Start of Dataset content

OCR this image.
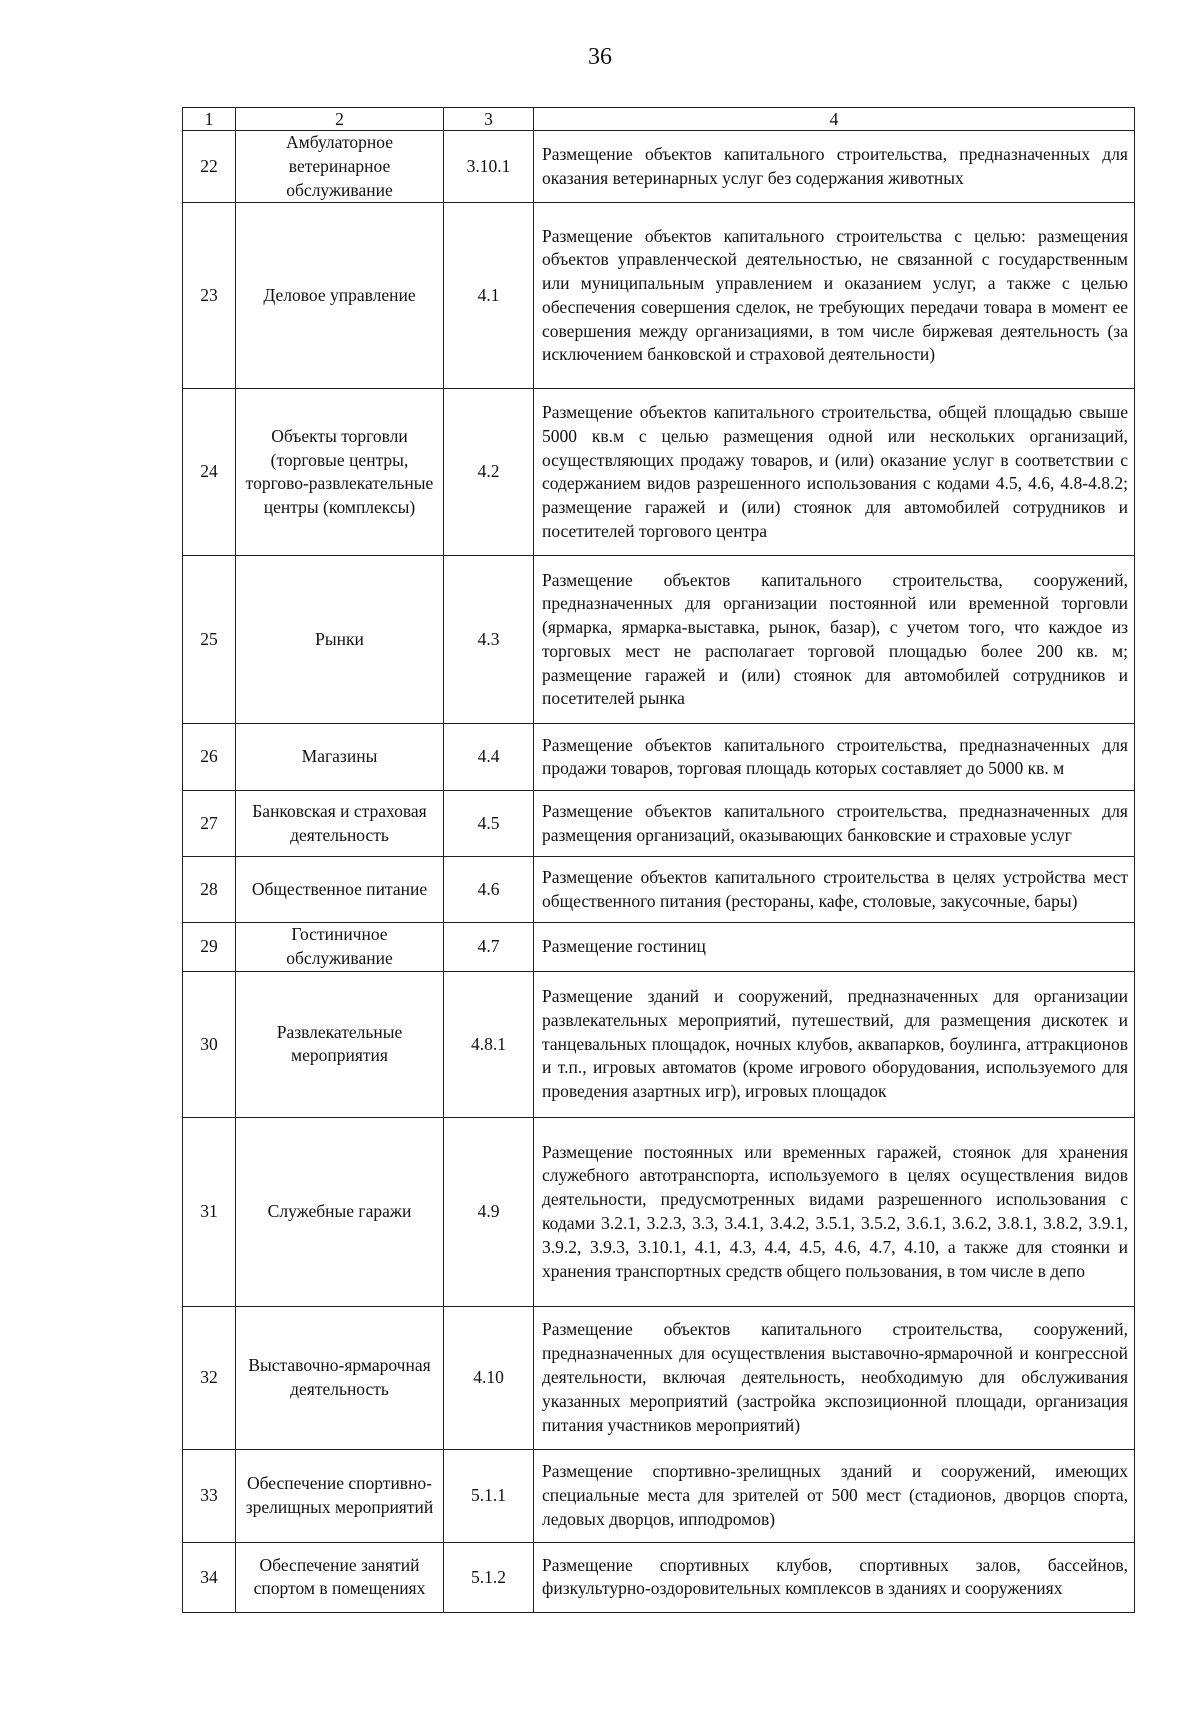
36
1	2	3	4
22	Амбулаторное ветеринарное обслуживание	3.10.1	Размещение объектов капитального строительства, предназначенных для оказания ветеринарных услуг без содержания животных
23	Деловое управление	4.1	Размещение объектов капитального строительства с целью: размещения объектов управленческой деятельностью, не связанной с государственным или муниципальным управлением и оказанием услуг, а также с целью обеспечения совершения сделок, не требующих передачи товара в момент ее совершения между организациями, в том числе биржевая деятельность (за исключением банковской и страховой деятельности)
24	Объекты торговли (торговые центры, торгово-развлекательные центры (комплексы)	4.2	Размещение объектов капитального строительства, общей площадью свыше 5000 кв.м с целью размещения одной или нескольких организаций, осуществляющих продажу товаров, и (или) оказание услуг в соответствии с содержанием видов разрешенного использования с кодами 4.5, 4.6, 4.8-4.8.2; размещение гаражей и (или) стоянок для автомобилей сотрудников и посетителей торгового центра
25	Рынки	4.3	Размещение объектов капитального строительства, сооружений, предназначенных для организации постоянной или временной торговли (ярмарка, ярмарка-выставка, рынок, базар), с учетом того, что каждое из торговых мест не располагает торговой площадью более 200 кв. м; размещение гаражей и (или) стоянок для автомобилей сотрудников и посетителей рынка
26	Магазины	4.4	Размещение объектов капитального строительства, предназначенных для продажи товаров, торговая площадь которых составляет до 5000 кв. м
27	Банковская и страховая деятельность	4.5	Размещение объектов капитального строительства, предназначенных для размещения организаций, оказывающих банковские и страховые услуг
28	Общественное питание	4.6	Размещение объектов капитального строительства в целях устройства мест общественного питания (рестораны, кафе, столовые, закусочные, бары)
29	Гостиничное обслуживание	4.7	Размещение гостиниц
30	Развлекательные мероприятия	4.8.1	Размещение зданий и сооружений, предназначенных для организации развлекательных мероприятий, путешествий, для размещения дискотек и танцевальных площадок, ночных клубов, аквапарков, боулинга, аттракционов и т.п., игровых автоматов (кроме игрового оборудования, используемого для проведения азартных игр), игровых площадок
31	Служебные гаражи	4.9	Размещение постоянных или временных гаражей, стоянок для хранения служебного автотранспорта, используемого в целях осуществления видов деятельности, предусмотренных видами разрешенного использования с кодами 3.2.1, 3.2.3, 3.3, 3.4.1, 3.4.2, 3.5.1, 3.5.2, 3.6.1, 3.6.2, 3.8.1, 3.8.2, 3.9.1, 3.9.2, 3.9.3, 3.10.1, 4.1, 4.3, 4.4, 4.5, 4.6, 4.7, 4.10, а также для стоянки и хранения транспортных средств общего пользования, в том числе в депо
32	Выставочно-ярмарочная деятельность	4.10	Размещение объектов капитального строительства, сооружений, предназначенных для осуществления выставочно-ярмарочной и конгрессной деятельности, включая деятельность, необходимую для обслуживания указанных мероприятий (застройка экспозиционной площади, организация питания участников мероприятий)
33	Обеспечение спортивно-зрелищных мероприятий	5.1.1	Размещение спортивно-зрелищных зданий и сооружений, имеющих специальные места для зрителей от 500 мест (стадионов, дворцов спорта, ледовых дворцов, ипподромов)
34	Обеспечение занятий спортом в помещениях	5.1.2	Размещение спортивных клубов, спортивных залов, бассейнов, физкультурно-оздоровительных комплексов в зданиях и сооружениях
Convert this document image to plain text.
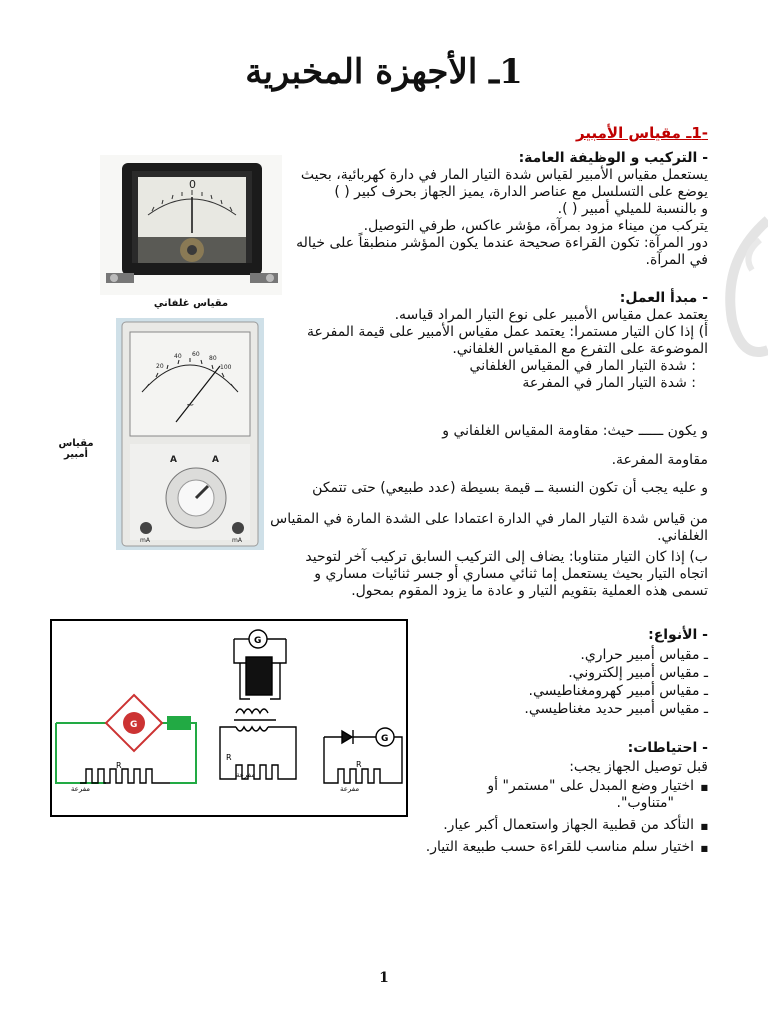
1ـ الأجهزة المخبرية
-1ـ مقياس الأمبير
- التركيب و الوظيفة العامة:
يستعمل مقياس الأمبير لقياس شدة التيار المار في دارة كهربائية، بحيث
يوضع على التسلسل مع عناصر الدارة، يميز الجهاز بحرف كبير ( )
و بالنسبة للميلي أمبير ( ).
يتركب من ميناء مزود بمرآة، مؤشر عاكس، طرفي التوصيل.
دور المرآة: تكون القراءة صحيحة عندما يكون المؤشر منطبقاً على خياله
في المرآة.
- مبدأ العمل:
يعتمد عمل مقياس الأمبير على نوع التيار المراد قياسه.
أ) إذا كان التيار مستمرا: يعتمد عمل مقياس الأمبير على قيمة المفرعة
الموضوعة على التفرع مع المقياس الغلفاني.
: شدة التيار المار في المقياس الغلفاني
: شدة التيار المار في المفرعة
و يكون ــــــ حيث: مقاومة المقياس الغلفاني و
مقاومة المفرعة.
و عليه يجب أن تكون النسبة ــ قيمة بسيطة (عدد طبيعي) حتى تتمكن
من قياس شدة التيار المار في الدارة اعتمادا على الشدة المارة في المقياس
الغلفاني.
ب) إذا كان التيار متناوبا: يضاف إلى التركيب السابق تركيب آخر لتوحيد
اتجاه التيار بحيث يستعمل إما ثنائي مساري أو جسر ثنائيات مساري و
تسمى هذه العملية بتقويم التيار و عادة ما يزود المقوم بمحول.
- الأنواع:
ـ مقياس أمبير حراري.
ـ مقياس أمبير إلكتروني.
ـ مقياس أمبير كهرومغناطيسي.
ـ مقياس أمبير حديد مغناطيسي.
- احتياطات:
قبل توصيل الجهاز يجب:
■ اختيار وضع المبدل على "مستمر" أو
"متناوب".
■ التأكد من قطبية الجهاز واستعمال أكبر عيار.
■ اختيار سلم مناسب للقراءة حسب طبيعة التيار.
0
مقياس غلفاني
20
40 60
80
100
~
A	A
mA	mA
مقياس
أمبير
G
R
مفرعة
G
R
مفرعة
G
R
مفرعة
1
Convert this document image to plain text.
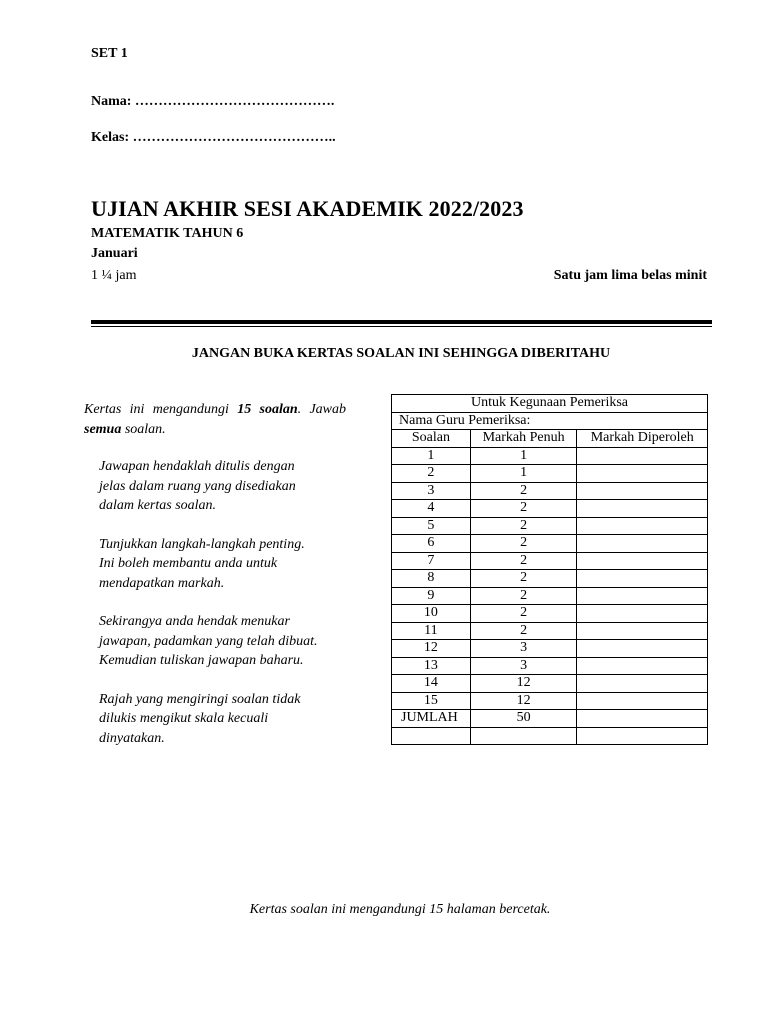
SET 1
Nama: …………………………………….
Kelas: ……………………………………..
UJIAN AKHIR SESI AKADEMIK 2022/2023
MATEMATIK TAHUN 6
Januari
1 ¼ jam	Satu jam lima belas minit
JANGAN BUKA KERTAS SOALAN INI SEHINGGA DIBERITAHU
Kertas ini mengandungi 15 soalan. Jawab semua soalan.
Jawapan hendaklah ditulis dengan
jelas dalam ruang yang disediakan
dalam kertas soalan.
Tunjukkan langkah-langkah penting.
Ini boleh membantu anda untuk
mendapatkan markah.
Sekirangya anda hendak menukar
jawapan, padamkan yang telah dibuat.
Kemudian tuliskan jawapan baharu.
Rajah yang mengiringi soalan tidak
dilukis mengikut skala kecuali
dinyatakan.
Untuk Kegunaan Pemeriksa		
Nama Guru Pemeriksa:		
Soalan	Markah Penuh	Markah Diperoleh
1	1	
2	1	
3	2	
4	2	
5	2	
6	2	
7	2	
8	2	
9	2	
10	2	
11	2	
12	3	
13	3	
14	12	
15	12	
JUMLAH	50	

Kertas soalan ini mengandungi 15 halaman bercetak.
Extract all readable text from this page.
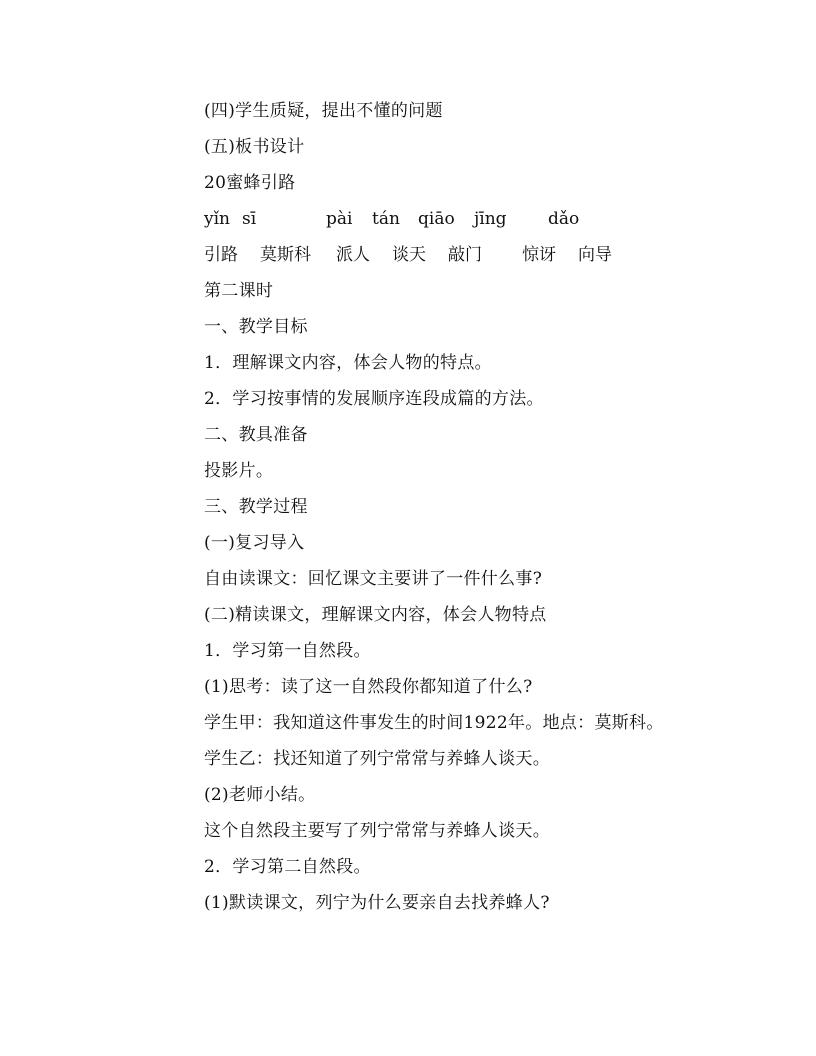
(四)学生质疑，提出不懂的问题
(五)板书设计
20蜜蜂引路
yǐn sī	pài	tán	qiāo	jīng	dǎo
引路	莫斯科	派人	谈天	敲门	惊讶	向导
第二课时
一、教学目标
1．理解课文内容，体会人物的特点。
2．学习按事情的发展顺序连段成篇的方法。
二、教具准备
投影片。
三、教学过程
(一)复习导入
自由读课文：回忆课文主要讲了一件什么事?
(二)精读课文，理解课文内容，体会人物特点
1．学习第一自然段。
(1)思考：读了这一自然段你都知道了什么?
学生甲：我知道这件事发生的时间1922年。地点：莫斯科。
学生乙：找还知道了列宁常常与养蜂人谈天。
(2)老师小结。
这个自然段主要写了列宁常常与养蜂人谈天。
2．学习第二自然段。
(1)默读课文，列宁为什么要亲自去找养蜂人?
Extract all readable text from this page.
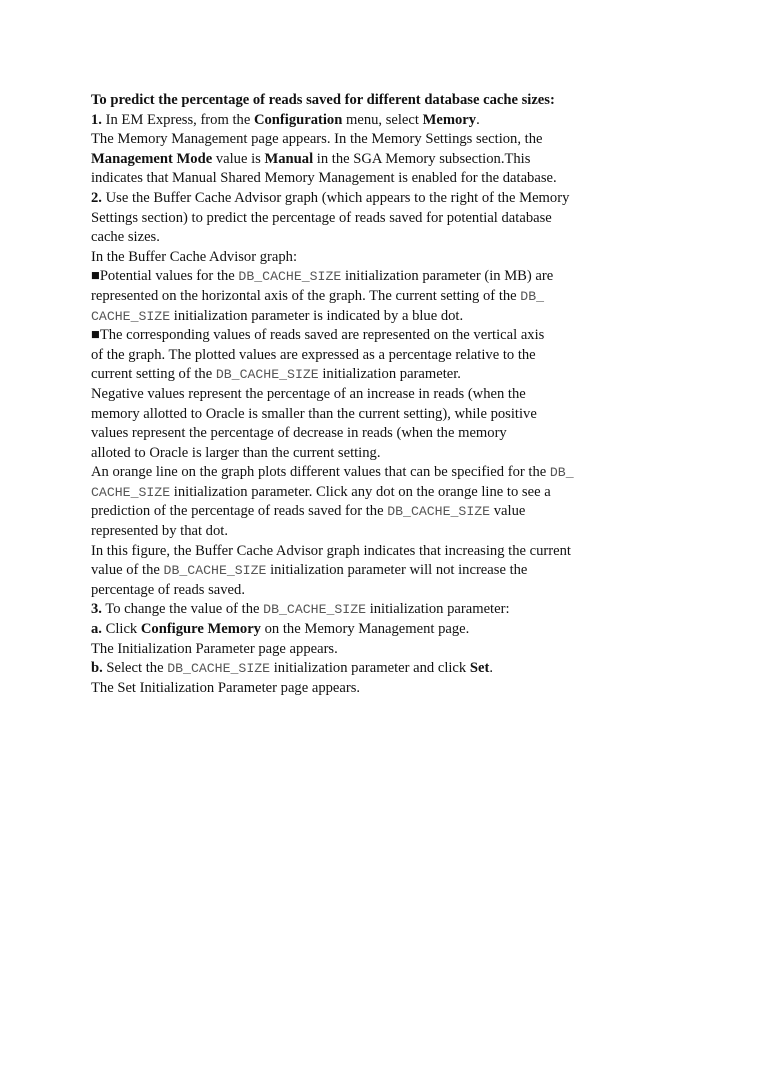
To predict the percentage of reads saved for different database cache sizes:
1. In EM Express, from the Configuration menu, select Memory.
The Memory Management page appears. In the Memory Settings section, the
Management Mode value is Manual in the SGA Memory subsection.This
indicates that Manual Shared Memory Management is enabled for the database.
2. Use the Buffer Cache Advisor graph (which appears to the right of the Memory
Settings section) to predict the percentage of reads saved for potential database
cache sizes.
In the Buffer Cache Advisor graph:
■Potential values for the DB_CACHE_SIZE initialization parameter (in MB) are
represented on the horizontal axis of the graph. The current setting of the DB_
CACHE_SIZE initialization parameter is indicated by a blue dot.
■The corresponding values of reads saved are represented on the vertical axis
of the graph. The plotted values are expressed as a percentage relative to the
current setting of the DB_CACHE_SIZE initialization parameter.
Negative values represent the percentage of an increase in reads (when the
memory allotted to Oracle is smaller than the current setting), while positive
values represent the percentage of decrease in reads (when the memory
alloted to Oracle is larger than the current setting.
An orange line on the graph plots different values that can be specified for the DB_
CACHE_SIZE initialization parameter. Click any dot on the orange line to see a
prediction of the percentage of reads saved for the DB_CACHE_SIZE value
represented by that dot.
In this figure, the Buffer Cache Advisor graph indicates that increasing the current
value of the DB_CACHE_SIZE initialization parameter will not increase the
percentage of reads saved.
3. To change the value of the DB_CACHE_SIZE initialization parameter:
a. Click Configure Memory on the Memory Management page.
The Initialization Parameter page appears.
b. Select the DB_CACHE_SIZE initialization parameter and click Set.
The Set Initialization Parameter page appears.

End of Dataset content

### Exercise task
Report how many lines of the listing hold the word "current", with nothing but the number.

### Exercise output
5